**What you should do**
Copy out every line containing the word "Buyers".
|---|
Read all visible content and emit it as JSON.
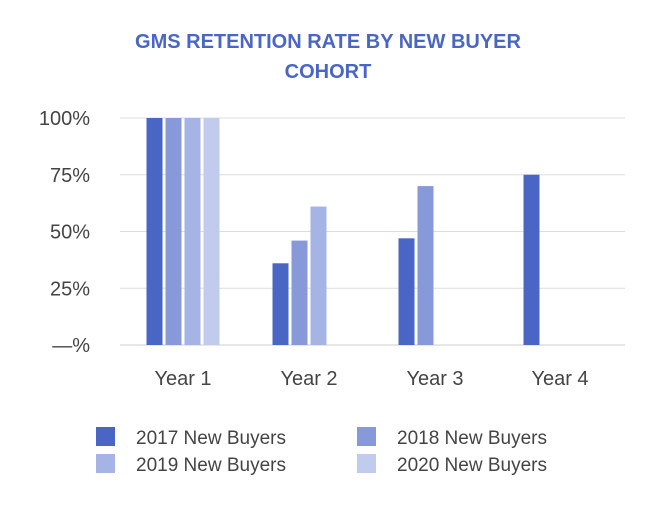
{
  "chart_data": {
    "type": "bar",
    "title_lines": [
      "GMS RETENTION RATE BY NEW BUYER",
      "COHORT"
    ],
    "categories": [
      "Year 1",
      "Year 2",
      "Year 3",
      "Year 4"
    ],
    "y_ticks": [
      {
        "value": 0,
        "label": "—%"
      },
      {
        "value": 25,
        "label": "25%"
      },
      {
        "value": 50,
        "label": "50%"
      },
      {
        "value": 75,
        "label": "75%"
      },
      {
        "value": 100,
        "label": "100%"
      }
    ],
    "ylim": [
      0,
      100
    ],
    "grid": true,
    "legend_position": "bottom",
    "series": [
      {
        "name": "2017 New Buyers",
        "color": "#4a66c4",
        "values": [
          100,
          36,
          47,
          75
        ]
      },
      {
        "name": "2018 New Buyers",
        "color": "#8799d8",
        "values": [
          100,
          46,
          70,
          null
        ]
      },
      {
        "name": "2019 New Buyers",
        "color": "#a5b4e4",
        "values": [
          100,
          61,
          null,
          null
        ]
      },
      {
        "name": "2020 New Buyers",
        "color": "#c0cbed",
        "values": [
          100,
          null,
          null,
          null
        ]
      }
    ],
    "title_color": "#4a66c4",
    "grid_color": "#dddddd"
  }
}
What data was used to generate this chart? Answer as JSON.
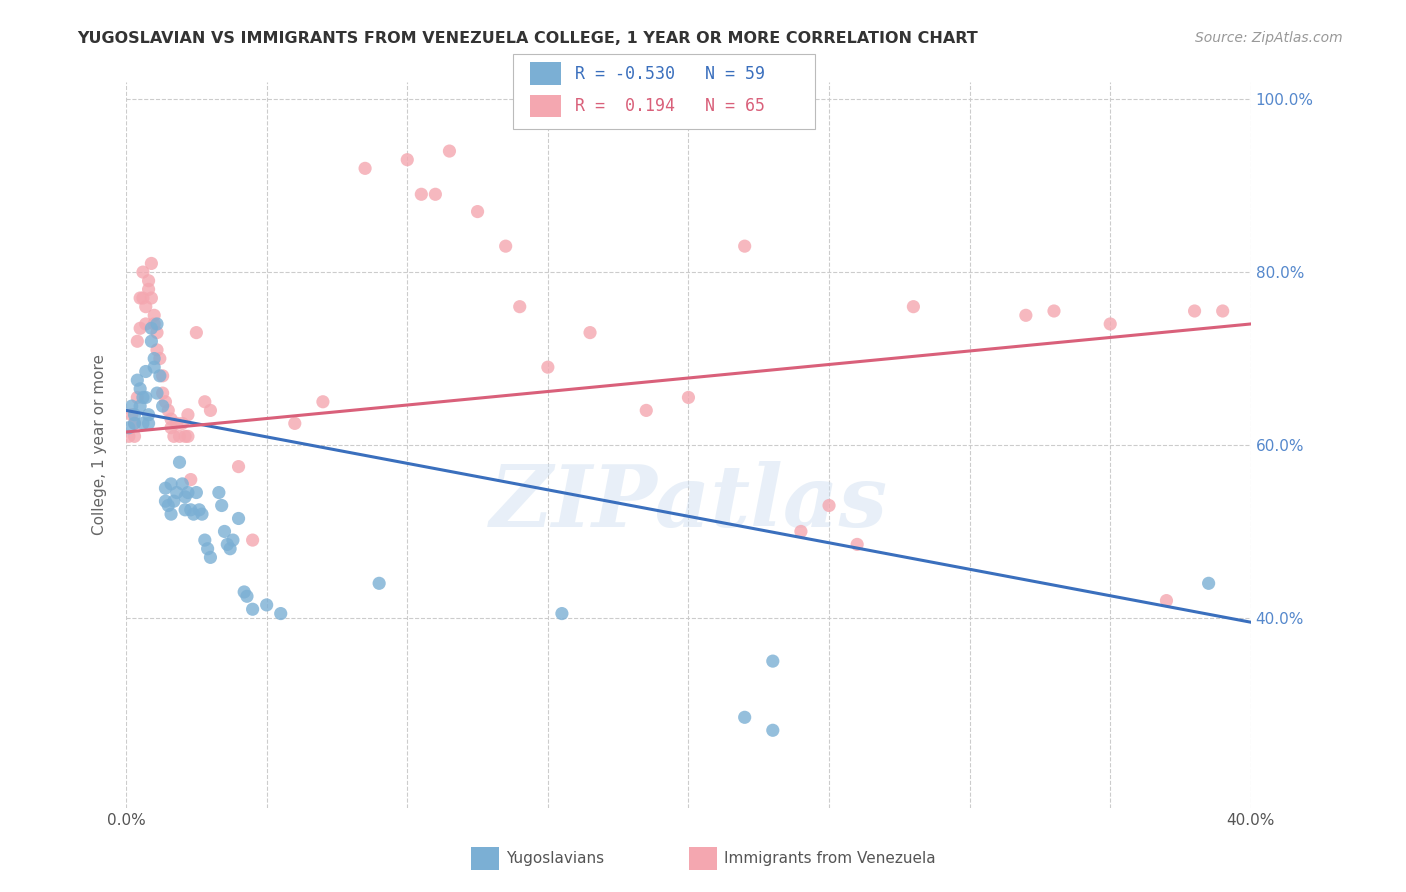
{
  "title": "YUGOSLAVIAN VS IMMIGRANTS FROM VENEZUELA COLLEGE, 1 YEAR OR MORE CORRELATION CHART",
  "source": "Source: ZipAtlas.com",
  "ylabel": "College, 1 year or more",
  "xlim": [
    0.0,
    0.4
  ],
  "ylim": [
    0.18,
    1.02
  ],
  "x_tick_vals": [
    0.0,
    0.05,
    0.1,
    0.15,
    0.2,
    0.25,
    0.3,
    0.35,
    0.4
  ],
  "x_tick_labels": [
    "0.0%",
    "",
    "",
    "",
    "",
    "",
    "",
    "",
    "40.0%"
  ],
  "y_tick_vals": [
    0.4,
    0.6,
    0.8,
    1.0
  ],
  "y_tick_labels": [
    "40.0%",
    "60.0%",
    "80.0%",
    "100.0%"
  ],
  "grid_color": "#cccccc",
  "background_color": "#ffffff",
  "legend_R_blue": "-0.530",
  "legend_N_blue": "59",
  "legend_R_pink": " 0.194",
  "legend_N_pink": "65",
  "blue_color": "#7bafd4",
  "pink_color": "#f4a7b0",
  "blue_line_color": "#3a6fbd",
  "pink_line_color": "#d9607a",
  "watermark_text": "ZIPatlas",
  "blue_points": [
    [
      0.001,
      0.62
    ],
    [
      0.002,
      0.645
    ],
    [
      0.003,
      0.635
    ],
    [
      0.003,
      0.625
    ],
    [
      0.004,
      0.675
    ],
    [
      0.005,
      0.665
    ],
    [
      0.005,
      0.645
    ],
    [
      0.006,
      0.655
    ],
    [
      0.006,
      0.625
    ],
    [
      0.007,
      0.685
    ],
    [
      0.007,
      0.655
    ],
    [
      0.008,
      0.635
    ],
    [
      0.008,
      0.625
    ],
    [
      0.009,
      0.735
    ],
    [
      0.009,
      0.72
    ],
    [
      0.01,
      0.7
    ],
    [
      0.01,
      0.69
    ],
    [
      0.011,
      0.74
    ],
    [
      0.011,
      0.66
    ],
    [
      0.012,
      0.68
    ],
    [
      0.013,
      0.645
    ],
    [
      0.014,
      0.55
    ],
    [
      0.014,
      0.535
    ],
    [
      0.015,
      0.53
    ],
    [
      0.016,
      0.555
    ],
    [
      0.016,
      0.52
    ],
    [
      0.017,
      0.535
    ],
    [
      0.018,
      0.545
    ],
    [
      0.019,
      0.58
    ],
    [
      0.02,
      0.555
    ],
    [
      0.021,
      0.54
    ],
    [
      0.021,
      0.525
    ],
    [
      0.022,
      0.545
    ],
    [
      0.023,
      0.525
    ],
    [
      0.024,
      0.52
    ],
    [
      0.025,
      0.545
    ],
    [
      0.026,
      0.525
    ],
    [
      0.027,
      0.52
    ],
    [
      0.028,
      0.49
    ],
    [
      0.029,
      0.48
    ],
    [
      0.03,
      0.47
    ],
    [
      0.033,
      0.545
    ],
    [
      0.034,
      0.53
    ],
    [
      0.035,
      0.5
    ],
    [
      0.036,
      0.485
    ],
    [
      0.037,
      0.48
    ],
    [
      0.038,
      0.49
    ],
    [
      0.04,
      0.515
    ],
    [
      0.042,
      0.43
    ],
    [
      0.043,
      0.425
    ],
    [
      0.045,
      0.41
    ],
    [
      0.05,
      0.415
    ],
    [
      0.055,
      0.405
    ],
    [
      0.09,
      0.44
    ],
    [
      0.155,
      0.405
    ],
    [
      0.22,
      0.285
    ],
    [
      0.23,
      0.35
    ],
    [
      0.385,
      0.44
    ],
    [
      0.23,
      0.27
    ]
  ],
  "pink_points": [
    [
      0.001,
      0.61
    ],
    [
      0.002,
      0.635
    ],
    [
      0.003,
      0.61
    ],
    [
      0.003,
      0.625
    ],
    [
      0.004,
      0.655
    ],
    [
      0.004,
      0.72
    ],
    [
      0.005,
      0.77
    ],
    [
      0.005,
      0.735
    ],
    [
      0.006,
      0.8
    ],
    [
      0.006,
      0.77
    ],
    [
      0.007,
      0.76
    ],
    [
      0.007,
      0.74
    ],
    [
      0.008,
      0.79
    ],
    [
      0.008,
      0.78
    ],
    [
      0.009,
      0.81
    ],
    [
      0.009,
      0.77
    ],
    [
      0.01,
      0.75
    ],
    [
      0.01,
      0.74
    ],
    [
      0.011,
      0.73
    ],
    [
      0.011,
      0.71
    ],
    [
      0.012,
      0.7
    ],
    [
      0.013,
      0.68
    ],
    [
      0.013,
      0.66
    ],
    [
      0.014,
      0.65
    ],
    [
      0.015,
      0.64
    ],
    [
      0.016,
      0.63
    ],
    [
      0.016,
      0.62
    ],
    [
      0.017,
      0.61
    ],
    [
      0.018,
      0.625
    ],
    [
      0.019,
      0.61
    ],
    [
      0.02,
      0.625
    ],
    [
      0.021,
      0.61
    ],
    [
      0.022,
      0.635
    ],
    [
      0.022,
      0.61
    ],
    [
      0.023,
      0.56
    ],
    [
      0.025,
      0.73
    ],
    [
      0.028,
      0.65
    ],
    [
      0.03,
      0.64
    ],
    [
      0.04,
      0.575
    ],
    [
      0.045,
      0.49
    ],
    [
      0.06,
      0.625
    ],
    [
      0.07,
      0.65
    ],
    [
      0.085,
      0.92
    ],
    [
      0.1,
      0.93
    ],
    [
      0.105,
      0.89
    ],
    [
      0.11,
      0.89
    ],
    [
      0.115,
      0.94
    ],
    [
      0.125,
      0.87
    ],
    [
      0.135,
      0.83
    ],
    [
      0.14,
      0.76
    ],
    [
      0.15,
      0.69
    ],
    [
      0.165,
      0.73
    ],
    [
      0.185,
      0.64
    ],
    [
      0.2,
      0.655
    ],
    [
      0.22,
      0.83
    ],
    [
      0.24,
      0.5
    ],
    [
      0.25,
      0.53
    ],
    [
      0.26,
      0.485
    ],
    [
      0.28,
      0.76
    ],
    [
      0.32,
      0.75
    ],
    [
      0.33,
      0.755
    ],
    [
      0.35,
      0.74
    ],
    [
      0.37,
      0.42
    ],
    [
      0.38,
      0.755
    ],
    [
      0.39,
      0.755
    ]
  ],
  "blue_line_x": [
    0.0,
    0.4
  ],
  "blue_line_y": [
    0.64,
    0.395
  ],
  "pink_line_x": [
    0.0,
    0.4
  ],
  "pink_line_y": [
    0.615,
    0.74
  ]
}
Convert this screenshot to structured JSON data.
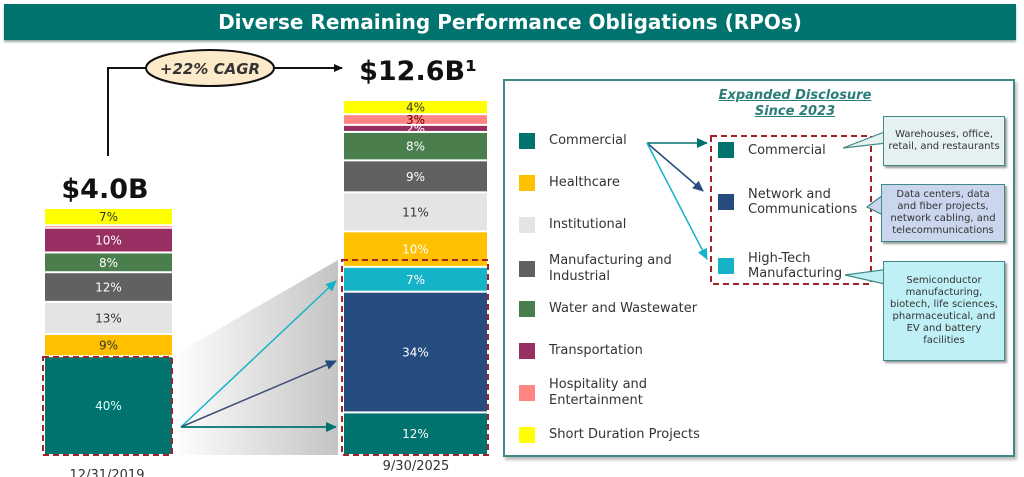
|---|
**Right answer**
        "name": "2017 New Buyers",
        "name": "2018 New Buyers",
        "name": "2019 New Buyers",
        "name": "2020 New Buyers",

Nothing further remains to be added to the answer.